Dataset records >>

'''

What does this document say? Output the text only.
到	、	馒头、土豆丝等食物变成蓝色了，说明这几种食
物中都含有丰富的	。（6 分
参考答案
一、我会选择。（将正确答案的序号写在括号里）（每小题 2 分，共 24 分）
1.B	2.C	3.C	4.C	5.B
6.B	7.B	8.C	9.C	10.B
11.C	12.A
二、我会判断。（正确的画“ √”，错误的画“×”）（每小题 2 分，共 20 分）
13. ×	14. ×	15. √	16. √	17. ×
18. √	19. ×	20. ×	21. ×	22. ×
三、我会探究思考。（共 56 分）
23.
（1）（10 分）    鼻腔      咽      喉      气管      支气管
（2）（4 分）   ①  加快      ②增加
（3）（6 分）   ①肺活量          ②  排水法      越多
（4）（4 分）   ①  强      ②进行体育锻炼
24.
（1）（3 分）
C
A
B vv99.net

'''

Task instructions >> Return the entries above exactly as they appear.

Problem solution >>
What does this document say? Output the text only.
到	、	馒头、土豆丝等食物变成蓝色了，说明这几种食
物中都含有丰富的	。（6 分
参考答案
一、我会选择。（将正确答案的序号写在括号里）（每小题 2 分，共 24 分）
1.B	2.C	3.C	4.C	5.B
6.B	7.B	8.C	9.C	10.B
11.C	12.A
二、我会判断。（正确的画“ √”，错误的画“×”）（每小题 2 分，共 20 分）
13. ×	14. ×	15. √	16. √	17. ×
18. √	19. ×	20. ×	21. ×	22. ×
三、我会探究思考。（共 56 分）
23.
（1）（10 分）    鼻腔      咽      喉      气管      支气管
（2）（4 分）   ①  加快      ②增加
（3）（6 分）   ①肺活量          ②  排水法      越多
（4）（4 分）   ①  强      ②进行体育锻炼
24.
（1）（3 分）
C
A
B vv99.net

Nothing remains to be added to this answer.